Short task >> Copy out the records below line for line, with no changes.

Records for the task >>
● ● ● ●

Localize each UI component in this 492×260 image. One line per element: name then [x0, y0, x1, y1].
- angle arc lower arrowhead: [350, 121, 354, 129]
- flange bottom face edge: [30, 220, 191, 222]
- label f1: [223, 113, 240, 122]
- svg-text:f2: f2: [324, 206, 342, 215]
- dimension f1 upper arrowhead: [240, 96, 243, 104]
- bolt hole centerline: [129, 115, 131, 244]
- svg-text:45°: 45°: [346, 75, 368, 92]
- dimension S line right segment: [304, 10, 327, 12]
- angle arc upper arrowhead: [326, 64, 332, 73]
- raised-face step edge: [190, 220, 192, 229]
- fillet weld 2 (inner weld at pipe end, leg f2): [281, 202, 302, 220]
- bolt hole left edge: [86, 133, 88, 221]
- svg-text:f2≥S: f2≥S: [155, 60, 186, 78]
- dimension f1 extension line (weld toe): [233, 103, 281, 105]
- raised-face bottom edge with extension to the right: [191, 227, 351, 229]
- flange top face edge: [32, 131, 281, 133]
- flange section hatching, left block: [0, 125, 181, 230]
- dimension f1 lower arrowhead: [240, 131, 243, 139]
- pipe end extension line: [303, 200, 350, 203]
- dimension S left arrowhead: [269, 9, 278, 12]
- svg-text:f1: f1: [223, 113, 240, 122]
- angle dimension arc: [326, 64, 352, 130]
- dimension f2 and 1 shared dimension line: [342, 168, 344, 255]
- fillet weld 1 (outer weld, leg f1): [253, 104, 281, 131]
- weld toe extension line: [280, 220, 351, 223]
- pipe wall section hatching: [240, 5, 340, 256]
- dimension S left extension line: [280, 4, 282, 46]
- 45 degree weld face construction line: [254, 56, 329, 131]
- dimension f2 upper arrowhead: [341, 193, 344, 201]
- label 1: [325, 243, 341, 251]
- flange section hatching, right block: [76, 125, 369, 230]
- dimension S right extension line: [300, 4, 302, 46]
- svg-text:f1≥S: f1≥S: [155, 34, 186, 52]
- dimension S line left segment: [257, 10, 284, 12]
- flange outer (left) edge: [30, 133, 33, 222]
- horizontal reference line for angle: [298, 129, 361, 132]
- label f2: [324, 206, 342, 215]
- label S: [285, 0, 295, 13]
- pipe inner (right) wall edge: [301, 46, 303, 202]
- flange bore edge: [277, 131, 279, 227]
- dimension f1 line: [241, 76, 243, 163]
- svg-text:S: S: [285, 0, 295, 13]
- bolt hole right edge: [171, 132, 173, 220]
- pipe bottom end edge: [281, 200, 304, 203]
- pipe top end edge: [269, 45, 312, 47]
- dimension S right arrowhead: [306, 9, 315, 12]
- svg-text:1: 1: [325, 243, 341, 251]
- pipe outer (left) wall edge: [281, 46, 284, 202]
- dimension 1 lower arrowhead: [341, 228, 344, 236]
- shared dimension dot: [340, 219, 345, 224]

● ● ● ●

Full response >>
Localize each UI component in this 492×260 image. One line per element: name then [x0, y0, x1, y1].
- angle arc lower arrowhead: [350, 121, 354, 129]
- flange bottom face edge: [30, 220, 191, 222]
- label f1: [223, 113, 240, 122]
- svg-text:f2: f2: [324, 206, 342, 215]
- dimension f1 upper arrowhead: [240, 96, 243, 104]
- bolt hole centerline: [129, 115, 131, 244]
- svg-text:45°: 45°: [346, 75, 368, 92]
- dimension S line right segment: [304, 10, 327, 12]
- angle arc upper arrowhead: [326, 64, 332, 73]
- raised-face step edge: [190, 220, 192, 229]
- fillet weld 2 (inner weld at pipe end, leg f2): [281, 202, 302, 220]
- bolt hole left edge: [86, 133, 88, 221]
- svg-text:f2≥S: f2≥S: [155, 60, 186, 78]
- dimension f1 extension line (weld toe): [233, 103, 281, 105]
- raised-face bottom edge with extension to the right: [191, 227, 351, 229]
- flange top face edge: [32, 131, 281, 133]
- flange section hatching, left block: [0, 125, 181, 230]
- dimension f1 lower arrowhead: [240, 131, 243, 139]
- pipe end extension line: [303, 200, 350, 203]
- dimension S left arrowhead: [269, 9, 278, 12]
- svg-text:f1: f1: [223, 113, 240, 122]
- angle dimension arc: [326, 64, 352, 130]
- dimension f2 and 1 shared dimension line: [342, 168, 344, 255]
- fillet weld 1 (outer weld, leg f1): [253, 104, 281, 131]
- weld toe extension line: [280, 220, 351, 223]
- pipe wall section hatching: [240, 5, 340, 256]
- dimension S left extension line: [280, 4, 282, 46]
- 45 degree weld face construction line: [254, 56, 329, 131]
- dimension f2 upper arrowhead: [341, 193, 344, 201]
- label 1: [325, 243, 341, 251]
- flange section hatching, right block: [76, 125, 369, 230]
- dimension S right extension line: [300, 4, 302, 46]
- svg-text:f1≥S: f1≥S: [155, 34, 186, 52]
- dimension S line left segment: [257, 10, 284, 12]
- flange outer (left) edge: [30, 133, 33, 222]
- horizontal reference line for angle: [298, 129, 361, 132]
- label f2: [324, 206, 342, 215]
- label S: [285, 0, 295, 13]
- pipe inner (right) wall edge: [301, 46, 303, 202]
- flange bore edge: [277, 131, 279, 227]
- dimension f1 line: [241, 76, 243, 163]
- svg-text:S: S: [285, 0, 295, 13]
- bolt hole right edge: [171, 132, 173, 220]
- pipe bottom end edge: [281, 200, 304, 203]
- pipe top end edge: [269, 45, 312, 47]
- dimension S right arrowhead: [306, 9, 315, 12]
- svg-text:1: 1: [325, 243, 341, 251]
- pipe outer (left) wall edge: [281, 46, 284, 202]
- dimension 1 lower arrowhead: [341, 228, 344, 236]
- shared dimension dot: [340, 219, 345, 224]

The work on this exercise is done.